◆ WRITTEN EXERCISE
Extract from the listing each line in which the word "JSON" appears.

◆ RAW DATA
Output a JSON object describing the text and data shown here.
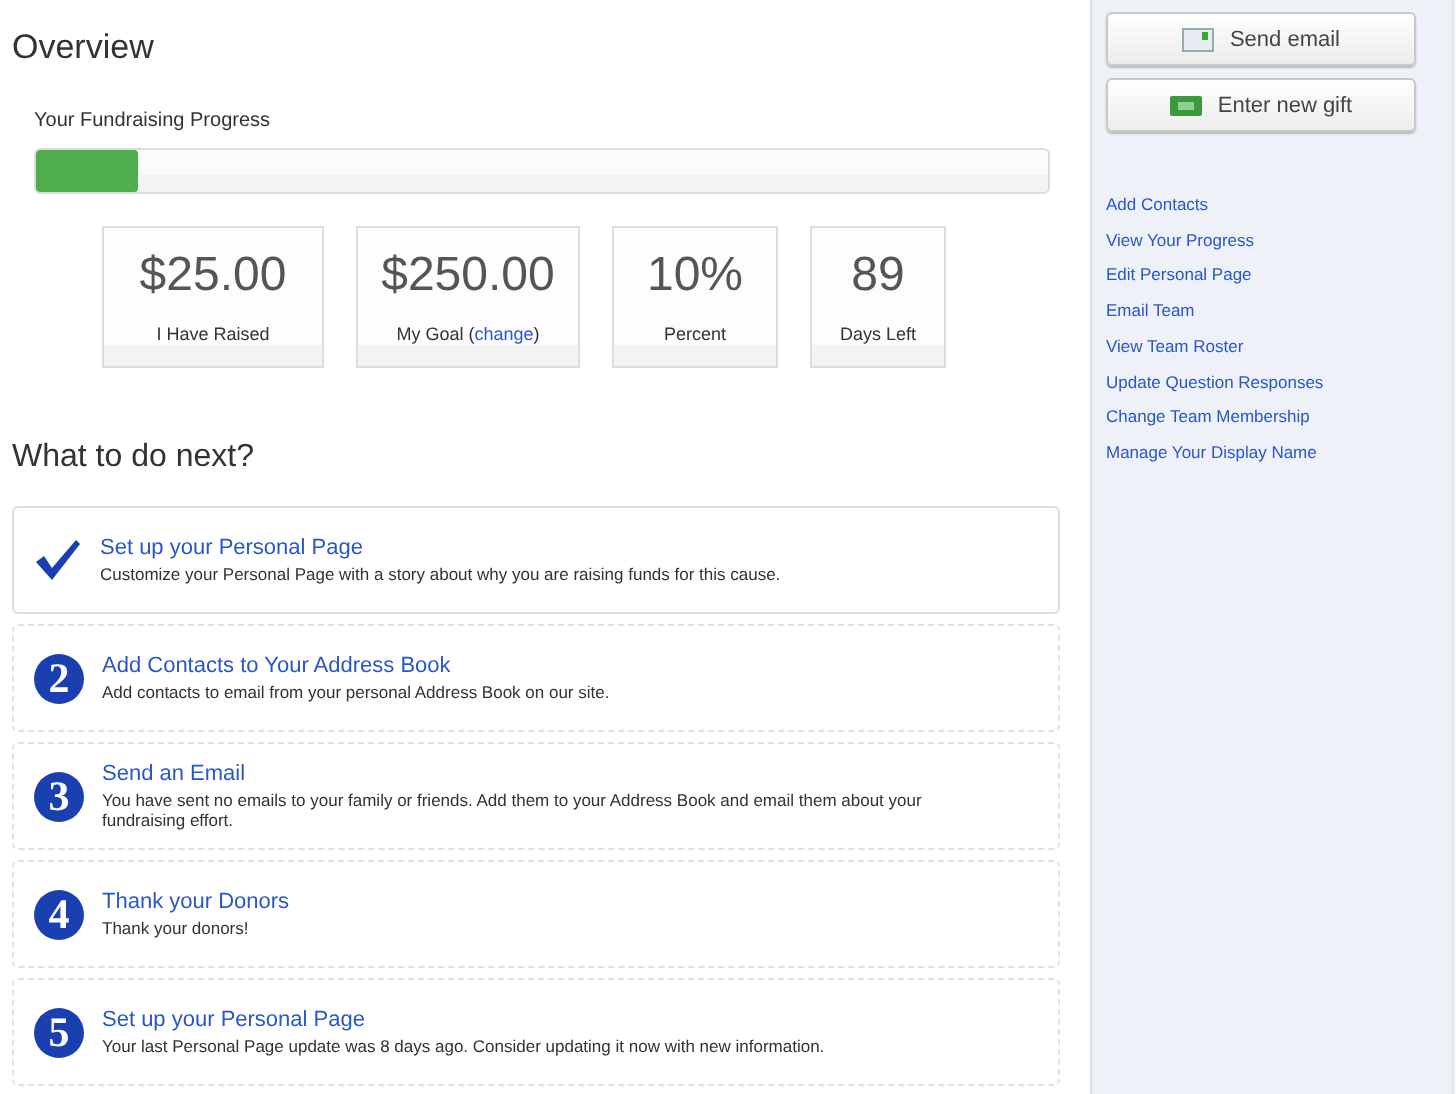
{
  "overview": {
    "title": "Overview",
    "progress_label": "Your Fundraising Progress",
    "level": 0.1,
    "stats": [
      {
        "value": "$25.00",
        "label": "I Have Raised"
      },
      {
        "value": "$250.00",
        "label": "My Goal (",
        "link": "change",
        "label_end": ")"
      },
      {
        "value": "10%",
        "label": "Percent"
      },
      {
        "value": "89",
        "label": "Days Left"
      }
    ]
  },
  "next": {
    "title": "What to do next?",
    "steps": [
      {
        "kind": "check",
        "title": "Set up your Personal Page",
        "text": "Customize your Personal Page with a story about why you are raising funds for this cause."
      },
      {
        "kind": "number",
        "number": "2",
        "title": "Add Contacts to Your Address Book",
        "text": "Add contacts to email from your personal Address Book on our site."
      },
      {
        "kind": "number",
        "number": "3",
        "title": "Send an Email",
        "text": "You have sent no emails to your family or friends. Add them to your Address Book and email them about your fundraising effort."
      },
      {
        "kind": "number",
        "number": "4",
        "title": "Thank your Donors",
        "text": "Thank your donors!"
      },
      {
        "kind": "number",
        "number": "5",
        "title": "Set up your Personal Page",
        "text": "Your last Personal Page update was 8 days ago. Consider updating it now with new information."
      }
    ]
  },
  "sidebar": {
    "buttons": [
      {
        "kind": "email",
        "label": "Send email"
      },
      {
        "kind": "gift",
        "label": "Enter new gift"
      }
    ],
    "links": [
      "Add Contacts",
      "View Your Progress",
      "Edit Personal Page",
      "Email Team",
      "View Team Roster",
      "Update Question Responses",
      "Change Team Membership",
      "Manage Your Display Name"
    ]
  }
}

==

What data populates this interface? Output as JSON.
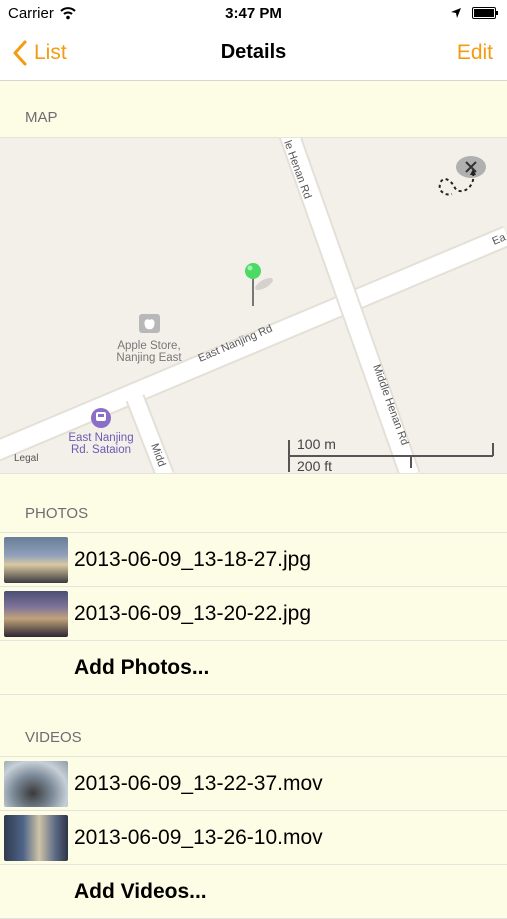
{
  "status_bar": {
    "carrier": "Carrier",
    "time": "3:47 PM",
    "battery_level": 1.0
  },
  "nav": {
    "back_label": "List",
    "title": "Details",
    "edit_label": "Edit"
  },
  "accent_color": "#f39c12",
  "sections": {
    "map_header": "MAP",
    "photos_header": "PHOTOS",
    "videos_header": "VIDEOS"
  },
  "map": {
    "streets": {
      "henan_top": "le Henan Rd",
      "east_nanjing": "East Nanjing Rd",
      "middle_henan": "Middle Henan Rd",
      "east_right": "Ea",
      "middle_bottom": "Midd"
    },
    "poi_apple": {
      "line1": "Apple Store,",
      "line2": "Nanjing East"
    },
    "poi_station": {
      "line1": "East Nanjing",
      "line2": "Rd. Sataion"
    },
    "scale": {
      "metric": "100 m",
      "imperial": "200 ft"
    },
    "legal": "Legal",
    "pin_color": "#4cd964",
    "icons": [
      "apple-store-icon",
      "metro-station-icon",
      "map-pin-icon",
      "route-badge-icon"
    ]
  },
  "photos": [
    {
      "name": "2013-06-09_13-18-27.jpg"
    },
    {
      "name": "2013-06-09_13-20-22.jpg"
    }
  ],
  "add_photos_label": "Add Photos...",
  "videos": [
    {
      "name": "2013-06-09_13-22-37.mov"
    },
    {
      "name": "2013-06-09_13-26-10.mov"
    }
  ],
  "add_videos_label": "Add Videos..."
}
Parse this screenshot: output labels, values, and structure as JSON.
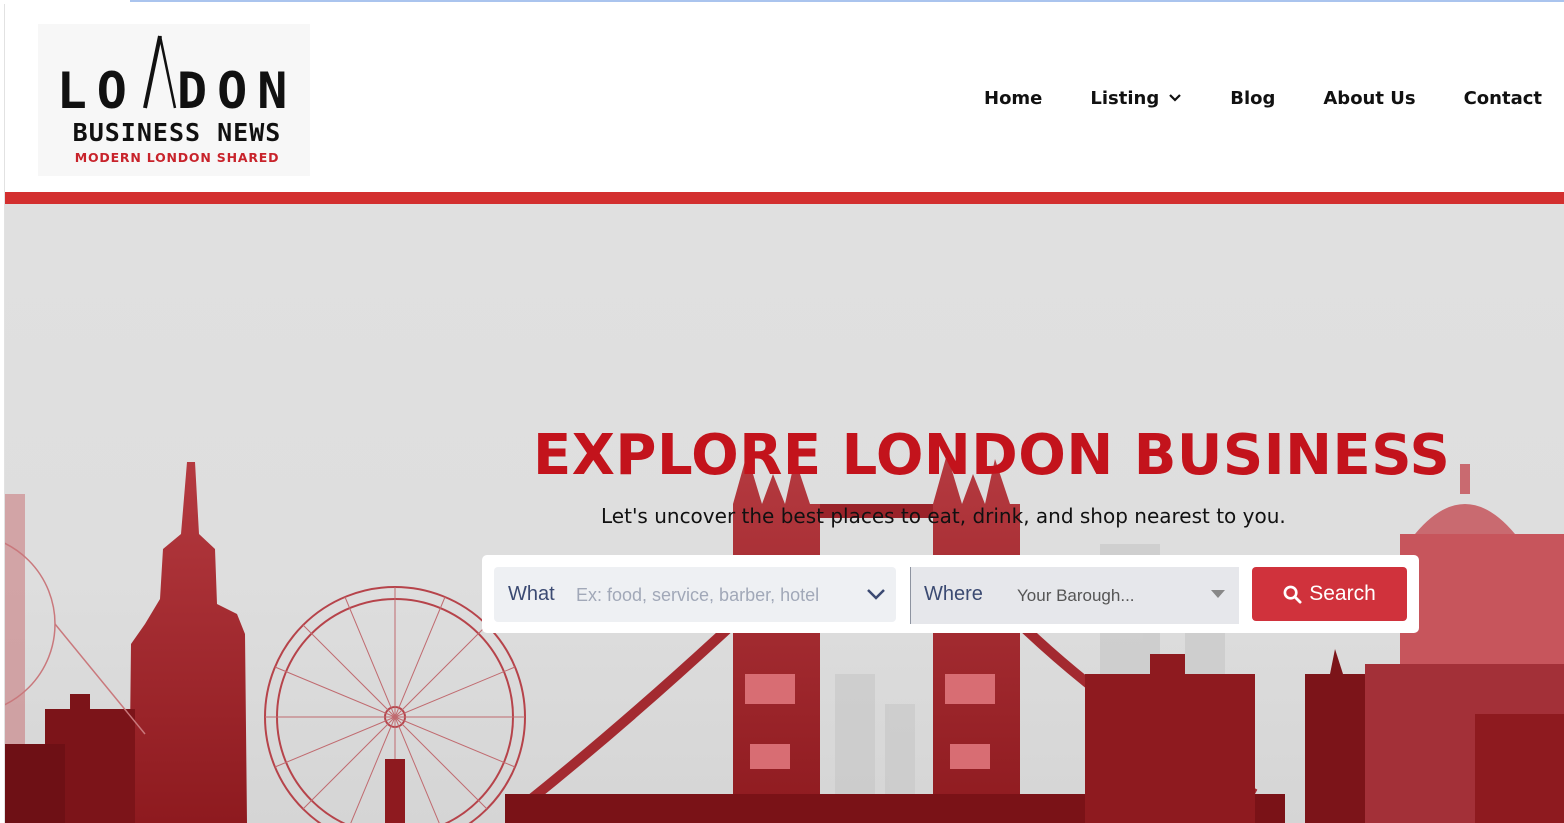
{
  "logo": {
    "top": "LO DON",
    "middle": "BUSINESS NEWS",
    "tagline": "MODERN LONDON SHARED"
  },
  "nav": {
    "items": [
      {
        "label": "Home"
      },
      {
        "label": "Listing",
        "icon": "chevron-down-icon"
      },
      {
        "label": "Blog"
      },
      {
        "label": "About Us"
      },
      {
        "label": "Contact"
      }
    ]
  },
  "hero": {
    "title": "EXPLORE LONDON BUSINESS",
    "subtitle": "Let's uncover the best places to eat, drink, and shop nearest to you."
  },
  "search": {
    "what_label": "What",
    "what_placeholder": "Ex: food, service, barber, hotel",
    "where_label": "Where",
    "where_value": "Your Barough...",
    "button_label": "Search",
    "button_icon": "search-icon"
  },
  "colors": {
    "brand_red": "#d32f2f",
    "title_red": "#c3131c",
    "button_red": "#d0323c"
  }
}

◆ EXPECTED OUTPUT
Output a JSON object describing the text and data shown here.
What data populates this interface? Output as JSON.
Parse this screenshot: output labels, values, and structure as JSON.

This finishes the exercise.